Keep the pictures out of the copy and print all the entries below exactly.

== Rows

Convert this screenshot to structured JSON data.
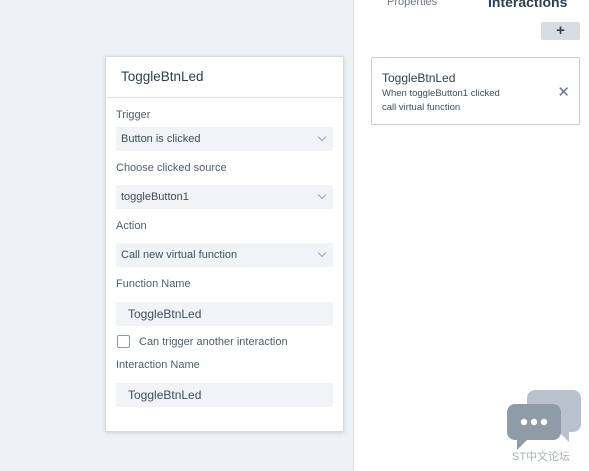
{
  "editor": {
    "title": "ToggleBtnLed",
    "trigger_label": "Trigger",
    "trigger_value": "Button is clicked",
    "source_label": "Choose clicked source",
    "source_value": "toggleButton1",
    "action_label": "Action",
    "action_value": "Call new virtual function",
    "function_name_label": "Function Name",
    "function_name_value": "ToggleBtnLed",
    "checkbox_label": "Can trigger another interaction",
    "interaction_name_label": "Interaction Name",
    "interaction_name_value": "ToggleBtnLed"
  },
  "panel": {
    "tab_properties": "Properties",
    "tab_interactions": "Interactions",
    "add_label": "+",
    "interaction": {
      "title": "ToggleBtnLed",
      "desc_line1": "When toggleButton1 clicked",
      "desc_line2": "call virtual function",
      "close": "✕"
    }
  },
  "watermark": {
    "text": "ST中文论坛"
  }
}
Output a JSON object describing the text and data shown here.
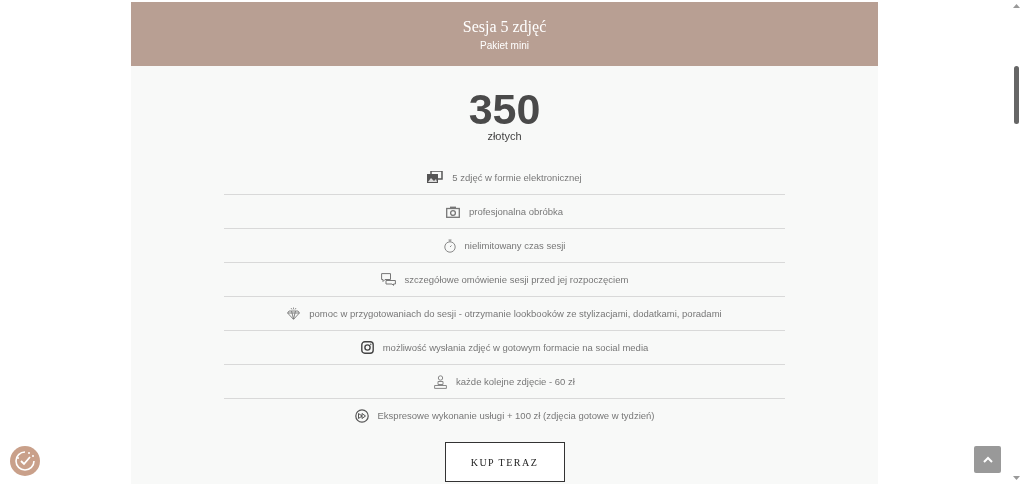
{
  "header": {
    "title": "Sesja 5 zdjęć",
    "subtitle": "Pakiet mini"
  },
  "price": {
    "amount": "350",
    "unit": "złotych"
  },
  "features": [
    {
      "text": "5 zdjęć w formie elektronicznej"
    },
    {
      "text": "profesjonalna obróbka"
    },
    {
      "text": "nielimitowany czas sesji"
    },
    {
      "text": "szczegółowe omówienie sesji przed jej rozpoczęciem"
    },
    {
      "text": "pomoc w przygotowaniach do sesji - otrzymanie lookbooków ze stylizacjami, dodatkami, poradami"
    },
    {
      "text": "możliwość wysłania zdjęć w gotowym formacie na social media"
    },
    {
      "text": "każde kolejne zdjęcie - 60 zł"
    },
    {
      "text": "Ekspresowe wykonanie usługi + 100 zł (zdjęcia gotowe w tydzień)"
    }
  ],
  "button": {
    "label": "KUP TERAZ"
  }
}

====

Written response:
Convert this screenshot to structured JSON data.
{
  "editor": {
    "title": "ToggleBtnLed",
    "trigger_label": "Trigger",
    "trigger_value": "Button is clicked",
    "source_label": "Choose clicked source",
    "source_value": "toggleButton1",
    "action_label": "Action",
    "action_value": "Call new virtual function",
    "function_name_label": "Function Name",
    "function_name_value": "ToggleBtnLed",
    "checkbox_label": "Can trigger another interaction",
    "interaction_name_label": "Interaction Name",
    "interaction_name_value": "ToggleBtnLed"
  },
  "panel": {
    "tab_properties": "Properties",
    "tab_interactions": "Interactions",
    "add_label": "+",
    "interaction": {
      "title": "ToggleBtnLed",
      "desc_line1": "When toggleButton1 clicked",
      "desc_line2": "call virtual function",
      "close": "✕"
    }
  },
  "watermark": {
    "text": "ST中文论坛"
  }
}
Output a JSON object describing the text and data shown here.
{
  "header": {
    "title": "Sesja 5 zdjęć",
    "subtitle": "Pakiet mini"
  },
  "price": {
    "amount": "350",
    "unit": "złotych"
  },
  "features": [
    {
      "text": "5 zdjęć w formie elektronicznej"
    },
    {
      "text": "profesjonalna obróbka"
    },
    {
      "text": "nielimitowany czas sesji"
    },
    {
      "text": "szczegółowe omówienie sesji przed jej rozpoczęciem"
    },
    {
      "text": "pomoc w przygotowaniach do sesji - otrzymanie lookbooków ze stylizacjami, dodatkami, poradami"
    },
    {
      "text": "możliwość wysłania zdjęć w gotowym formacie na social media"
    },
    {
      "text": "każde kolejne zdjęcie - 60 zł"
    },
    {
      "text": "Ekspresowe wykonanie usługi + 100 zł (zdjęcia gotowe w tydzień)"
    }
  ],
  "button": {
    "label": "KUP TERAZ"
  }
}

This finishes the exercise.